• Short problem: Write out all the lines again, precisely as they stand, but without the images.

• Data for this exercise:
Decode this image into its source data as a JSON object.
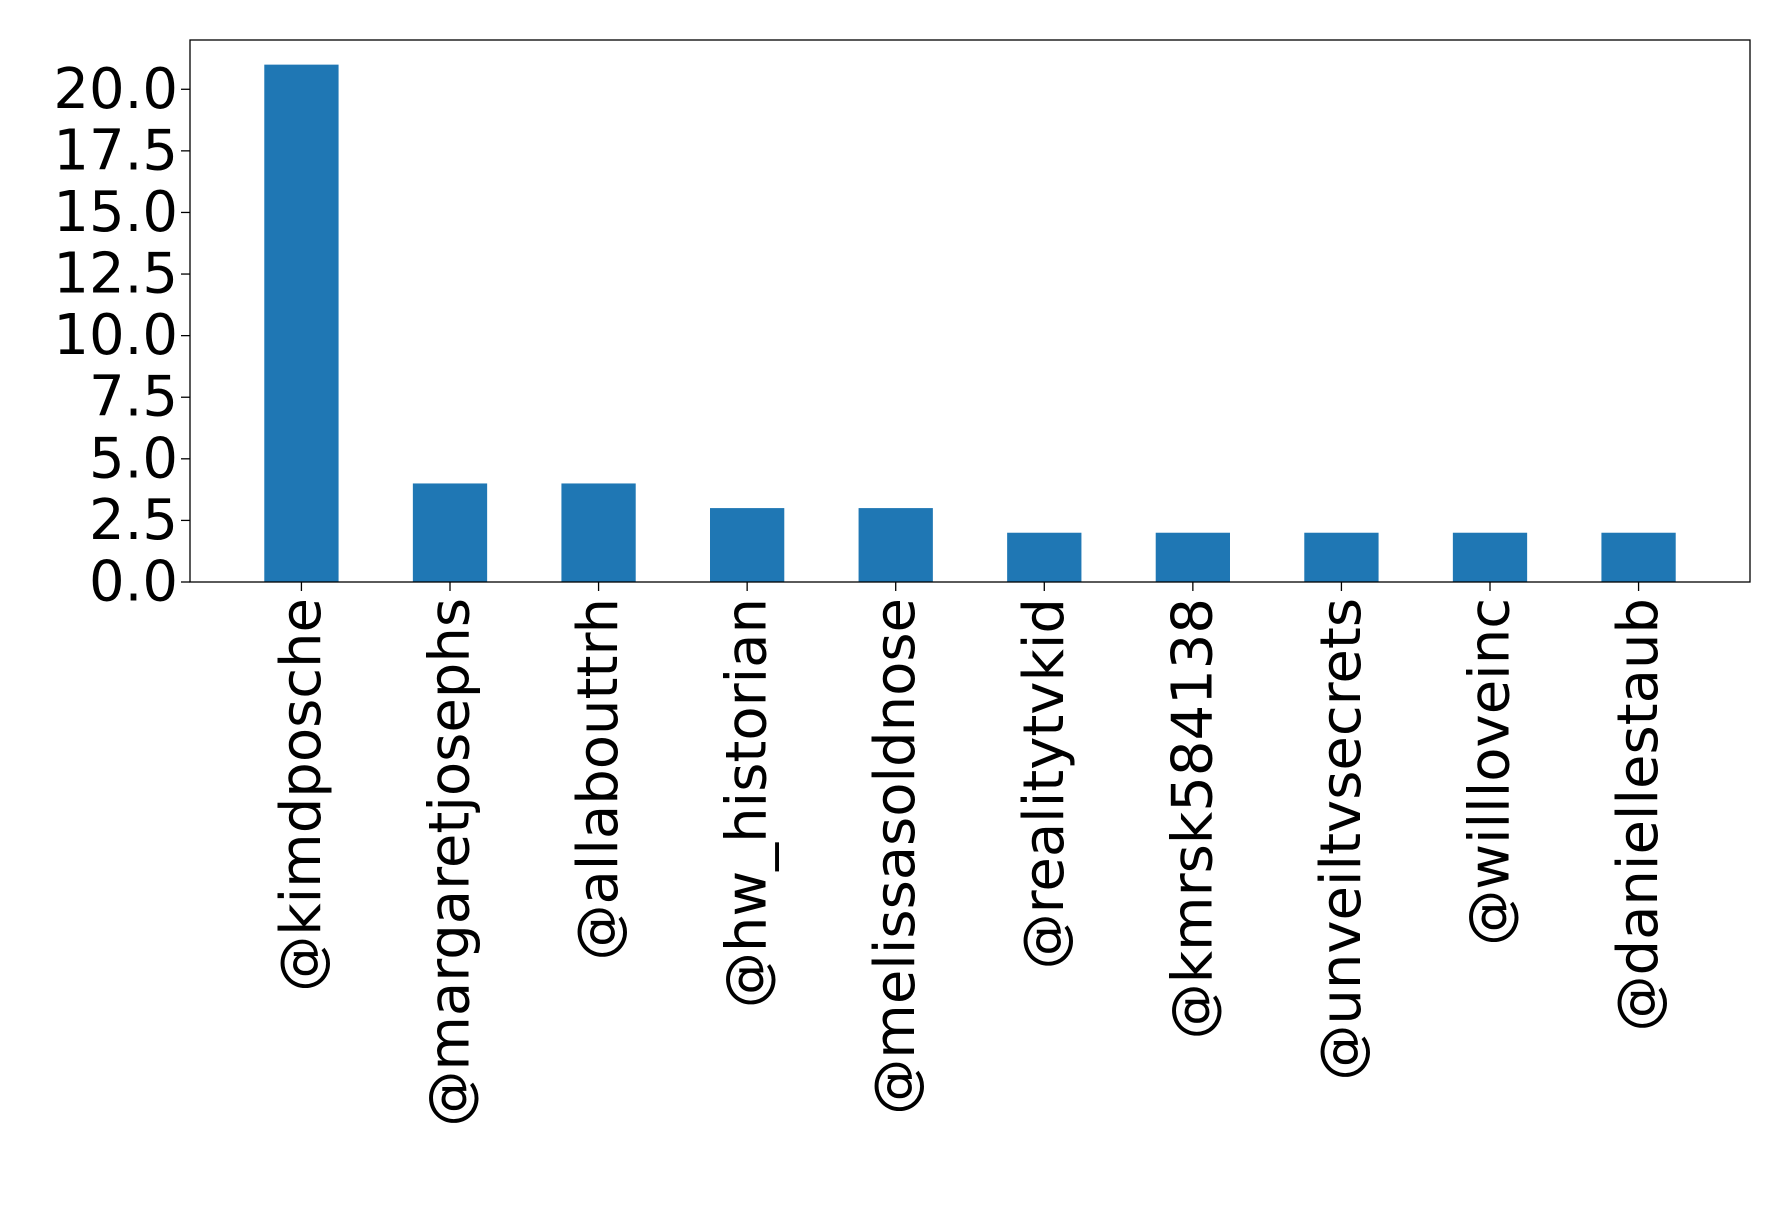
{
  "chart_data": {
    "type": "bar",
    "title": "",
    "xlabel": "",
    "ylabel": "",
    "categories": [
      "@kimdposche",
      "@margaretjosephs",
      "@allabouttrh",
      "@hw_historian",
      "@melissasoldnose",
      "@realitytvkid",
      "@kmrsk584138",
      "@unveiltvsecrets",
      "@willloveinc",
      "@daniellestaub"
    ],
    "values": [
      21,
      4,
      4,
      3,
      3,
      2,
      2,
      2,
      2,
      2
    ],
    "ylim": [
      0,
      22
    ],
    "yticks": [
      0,
      2.5,
      5,
      7.5,
      10,
      12.5,
      15,
      17.5,
      20
    ],
    "ytick_labels": [
      "0.0",
      "2.5",
      "5.0",
      "7.5",
      "10.0",
      "12.5",
      "15.0",
      "17.5",
      "20.0"
    ],
    "grid": false,
    "legend": "none",
    "bar_color": "#1f77b4"
  }
}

• Result:
Decode this image into its source data as a JSON object.
{
  "chart_data": {
    "type": "bar",
    "title": "",
    "xlabel": "",
    "ylabel": "",
    "categories": [
      "@kimdposche",
      "@margaretjosephs",
      "@allabouttrh",
      "@hw_historian",
      "@melissasoldnose",
      "@realitytvkid",
      "@kmrsk584138",
      "@unveiltvsecrets",
      "@willloveinc",
      "@daniellestaub"
    ],
    "values": [
      21,
      4,
      4,
      3,
      3,
      2,
      2,
      2,
      2,
      2
    ],
    "ylim": [
      0,
      22
    ],
    "yticks": [
      0,
      2.5,
      5,
      7.5,
      10,
      12.5,
      15,
      17.5,
      20
    ],
    "ytick_labels": [
      "0.0",
      "2.5",
      "5.0",
      "7.5",
      "10.0",
      "12.5",
      "15.0",
      "17.5",
      "20.0"
    ],
    "grid": false,
    "legend": "none",
    "bar_color": "#1f77b4"
  }
}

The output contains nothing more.